__YOUR TASKS__.
A. In the article on virtual teams, what two other names are given for a virtual team?
B. Continue the article on virtual teams from where it stops.

__EXCERPT TO READ__.
Offices don’t look anything like they did many years ago.
Today, there are no cubicles, and meetings look a lot different, too. Rather than people cramming into a conference room and huddling around a projector, meetings today have several team members tuning in from remote locations via video conferencing. What else is different? Quick phone chats have turned into quick Zoom calls. Emails have turned into slacks.
Overall, teams are becoming more and more agile and less confined to a physical location. That has led to a few different types of teams that can exist in the modern workplace. There are fully in-office teams, which are slowly dissipating with the growth of remote work. There are hybrid teams, where team members work either in-office, remote, or switch between the two. Finally, there are virtual teams.
What is a virtual team?
A virtual team, also known as a distributed or remote team, refers to a group of employees that work together from home offices or coworking spaces. Virtual teams rely on communication technology such as video or voice conferencing software, email, and messaging applications in order to collaborate efficiently.
In this article, we’ll explore the benefits and challenges of virtual teams as well as how to successfully build and manage them.

__PROVIDED MATERIAL__.
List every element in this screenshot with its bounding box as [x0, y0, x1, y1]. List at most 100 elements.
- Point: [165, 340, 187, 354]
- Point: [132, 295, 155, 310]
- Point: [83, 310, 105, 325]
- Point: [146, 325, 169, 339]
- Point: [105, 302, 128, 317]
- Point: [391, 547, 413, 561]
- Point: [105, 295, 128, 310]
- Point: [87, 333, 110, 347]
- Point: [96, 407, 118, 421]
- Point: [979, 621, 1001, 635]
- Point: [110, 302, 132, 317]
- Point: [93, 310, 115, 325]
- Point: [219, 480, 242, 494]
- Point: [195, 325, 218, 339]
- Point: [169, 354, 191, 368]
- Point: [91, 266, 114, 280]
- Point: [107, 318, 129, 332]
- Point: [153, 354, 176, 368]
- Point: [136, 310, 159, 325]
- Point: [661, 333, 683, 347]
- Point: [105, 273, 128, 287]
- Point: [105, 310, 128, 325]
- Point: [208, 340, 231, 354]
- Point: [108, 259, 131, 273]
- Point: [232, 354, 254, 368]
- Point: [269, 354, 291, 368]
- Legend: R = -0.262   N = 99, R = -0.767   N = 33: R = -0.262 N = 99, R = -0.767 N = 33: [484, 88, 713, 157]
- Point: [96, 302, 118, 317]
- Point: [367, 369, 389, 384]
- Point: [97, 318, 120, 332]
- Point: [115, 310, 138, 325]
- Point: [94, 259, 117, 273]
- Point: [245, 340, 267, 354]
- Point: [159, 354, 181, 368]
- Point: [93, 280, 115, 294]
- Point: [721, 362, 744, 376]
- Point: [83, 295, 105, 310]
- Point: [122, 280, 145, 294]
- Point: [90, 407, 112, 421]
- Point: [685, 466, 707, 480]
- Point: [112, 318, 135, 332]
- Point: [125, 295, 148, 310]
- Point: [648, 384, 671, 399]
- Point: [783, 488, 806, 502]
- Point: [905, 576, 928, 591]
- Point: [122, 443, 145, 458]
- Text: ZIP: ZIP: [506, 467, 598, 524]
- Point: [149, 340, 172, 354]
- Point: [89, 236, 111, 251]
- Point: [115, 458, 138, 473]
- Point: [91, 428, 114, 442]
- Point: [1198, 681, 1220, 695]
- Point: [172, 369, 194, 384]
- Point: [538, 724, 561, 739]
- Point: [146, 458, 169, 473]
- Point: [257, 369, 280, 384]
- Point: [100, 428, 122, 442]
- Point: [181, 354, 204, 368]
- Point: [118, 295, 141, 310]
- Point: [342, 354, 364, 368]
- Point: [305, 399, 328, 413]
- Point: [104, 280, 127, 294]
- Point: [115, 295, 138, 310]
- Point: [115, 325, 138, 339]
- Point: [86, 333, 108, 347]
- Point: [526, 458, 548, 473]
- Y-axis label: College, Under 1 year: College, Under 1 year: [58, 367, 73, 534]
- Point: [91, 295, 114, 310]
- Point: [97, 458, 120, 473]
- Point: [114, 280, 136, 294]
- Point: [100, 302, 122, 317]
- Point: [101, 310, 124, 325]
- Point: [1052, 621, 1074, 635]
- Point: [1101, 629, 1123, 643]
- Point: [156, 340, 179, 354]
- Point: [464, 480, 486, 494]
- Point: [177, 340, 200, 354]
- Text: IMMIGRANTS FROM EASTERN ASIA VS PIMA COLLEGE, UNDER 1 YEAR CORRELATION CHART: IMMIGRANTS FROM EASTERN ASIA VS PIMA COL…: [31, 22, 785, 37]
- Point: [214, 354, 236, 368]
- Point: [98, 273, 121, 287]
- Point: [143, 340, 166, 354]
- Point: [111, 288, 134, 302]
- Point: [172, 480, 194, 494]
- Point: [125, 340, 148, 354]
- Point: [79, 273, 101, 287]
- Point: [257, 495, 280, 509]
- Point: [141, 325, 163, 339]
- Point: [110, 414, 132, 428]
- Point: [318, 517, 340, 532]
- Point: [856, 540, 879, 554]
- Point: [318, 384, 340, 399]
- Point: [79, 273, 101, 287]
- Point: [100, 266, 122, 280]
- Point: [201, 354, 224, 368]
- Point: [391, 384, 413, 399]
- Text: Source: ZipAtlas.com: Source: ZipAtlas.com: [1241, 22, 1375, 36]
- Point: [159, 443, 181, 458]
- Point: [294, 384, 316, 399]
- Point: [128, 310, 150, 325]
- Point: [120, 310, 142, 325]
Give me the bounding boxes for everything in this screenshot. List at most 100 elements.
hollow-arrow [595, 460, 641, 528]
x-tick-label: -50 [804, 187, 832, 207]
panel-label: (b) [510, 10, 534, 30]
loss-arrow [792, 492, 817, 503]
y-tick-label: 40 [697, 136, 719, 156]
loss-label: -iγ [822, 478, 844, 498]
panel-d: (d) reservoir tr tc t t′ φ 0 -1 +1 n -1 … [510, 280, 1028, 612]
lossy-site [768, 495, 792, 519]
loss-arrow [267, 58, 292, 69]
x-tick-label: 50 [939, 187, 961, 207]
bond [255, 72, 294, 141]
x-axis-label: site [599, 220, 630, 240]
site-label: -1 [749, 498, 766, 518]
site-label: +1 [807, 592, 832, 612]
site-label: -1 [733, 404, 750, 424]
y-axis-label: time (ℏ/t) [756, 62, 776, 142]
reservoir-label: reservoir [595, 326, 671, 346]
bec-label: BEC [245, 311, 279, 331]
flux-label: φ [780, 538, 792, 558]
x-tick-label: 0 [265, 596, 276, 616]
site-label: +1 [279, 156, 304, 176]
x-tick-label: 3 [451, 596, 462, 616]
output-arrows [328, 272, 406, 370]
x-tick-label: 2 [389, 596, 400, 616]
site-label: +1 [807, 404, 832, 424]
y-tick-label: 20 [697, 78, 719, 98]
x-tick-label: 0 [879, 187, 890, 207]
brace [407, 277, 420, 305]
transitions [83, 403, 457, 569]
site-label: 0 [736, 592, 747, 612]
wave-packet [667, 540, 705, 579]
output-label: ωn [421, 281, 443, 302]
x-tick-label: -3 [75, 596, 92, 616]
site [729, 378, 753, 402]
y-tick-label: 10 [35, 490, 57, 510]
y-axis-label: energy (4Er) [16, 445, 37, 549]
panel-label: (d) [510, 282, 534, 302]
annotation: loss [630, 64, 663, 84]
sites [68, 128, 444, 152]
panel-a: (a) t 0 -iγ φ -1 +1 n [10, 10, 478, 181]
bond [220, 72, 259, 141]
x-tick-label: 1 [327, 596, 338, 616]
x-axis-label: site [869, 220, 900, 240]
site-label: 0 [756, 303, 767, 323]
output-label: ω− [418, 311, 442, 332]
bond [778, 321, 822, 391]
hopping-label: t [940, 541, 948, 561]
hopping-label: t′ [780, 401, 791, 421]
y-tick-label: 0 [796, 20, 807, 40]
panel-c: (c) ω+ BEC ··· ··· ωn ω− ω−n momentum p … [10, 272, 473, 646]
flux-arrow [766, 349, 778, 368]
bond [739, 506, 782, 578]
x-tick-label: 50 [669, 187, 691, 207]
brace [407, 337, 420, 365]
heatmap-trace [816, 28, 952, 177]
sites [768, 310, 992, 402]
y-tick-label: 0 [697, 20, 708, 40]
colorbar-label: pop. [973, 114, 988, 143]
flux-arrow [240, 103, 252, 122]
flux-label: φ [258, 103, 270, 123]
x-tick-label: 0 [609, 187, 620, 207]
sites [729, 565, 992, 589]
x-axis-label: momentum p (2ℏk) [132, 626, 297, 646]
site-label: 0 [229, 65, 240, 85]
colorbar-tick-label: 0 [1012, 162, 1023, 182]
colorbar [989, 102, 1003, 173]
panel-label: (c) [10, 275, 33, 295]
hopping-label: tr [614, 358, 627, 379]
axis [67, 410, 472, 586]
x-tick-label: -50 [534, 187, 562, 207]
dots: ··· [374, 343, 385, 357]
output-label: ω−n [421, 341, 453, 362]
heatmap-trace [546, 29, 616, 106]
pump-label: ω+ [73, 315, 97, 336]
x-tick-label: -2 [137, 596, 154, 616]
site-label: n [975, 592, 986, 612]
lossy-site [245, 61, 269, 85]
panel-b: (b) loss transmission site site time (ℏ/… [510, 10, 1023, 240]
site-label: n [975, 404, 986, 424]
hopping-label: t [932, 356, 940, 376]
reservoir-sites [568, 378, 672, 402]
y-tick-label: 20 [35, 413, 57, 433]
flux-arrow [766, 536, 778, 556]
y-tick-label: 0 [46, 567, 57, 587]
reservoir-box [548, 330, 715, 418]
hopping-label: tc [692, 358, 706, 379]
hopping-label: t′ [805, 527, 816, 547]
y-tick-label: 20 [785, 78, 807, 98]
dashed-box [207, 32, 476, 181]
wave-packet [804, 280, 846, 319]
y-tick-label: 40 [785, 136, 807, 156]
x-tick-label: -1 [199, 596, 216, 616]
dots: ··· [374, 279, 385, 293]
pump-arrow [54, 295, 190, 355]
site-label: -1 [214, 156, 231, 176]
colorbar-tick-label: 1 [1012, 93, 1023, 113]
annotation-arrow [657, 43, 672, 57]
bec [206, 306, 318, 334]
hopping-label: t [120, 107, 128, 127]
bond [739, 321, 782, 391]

__RESPONSES__.
A. A distributed team or a remote team.

B.
The rise of virtual teams
Over the past 10 years, there has been a significant increase in remote workers, teams, and companies in the United States. In 2014, London Business School predicted that more than half of employees will work remotely by 2020. In 2019, that percentage jumped to 69%, surpassing that prediction with ease.
Over the years, more and more companies have adopted a relaxed work from home policy. It’s becoming the norm to expect some of your work to be done remotely (if you choose to, of course). This is good news for anyone who faces problems with productivity while in office.
Stanford professor Nicholas Bloom researched and found that remote work can increase overall productivity. The report stated that employees working from home found it easier to concentrate and were less inclined to take a sick day.
Remote work benefits employers as well. On average, employers save $2,000 per employee each year on real estate costs. Organizations that allow remote work see 25% less turnover than those that don’t. They also see shorter hiring cycles, largely due to the bigger pool of applicants and the ability to offer flexible options.
Now, the American workforce holds the option to work remotely close to their heart. Gallup research shows that 54% of office workers say they'd leave their job for one that offers flexible work time. It also found that job engagement increased when employees spent some time working remotely and some time working in a location with their coworkers. Higher employee engagement means better performance.
For those managing virtual teams, understand that you’ll face a unique set of challenges and benefits, but overall the benefits outweigh the difficulties. For example, research has shown that employees who work remotely at least once a month are 24% happier than those who never do.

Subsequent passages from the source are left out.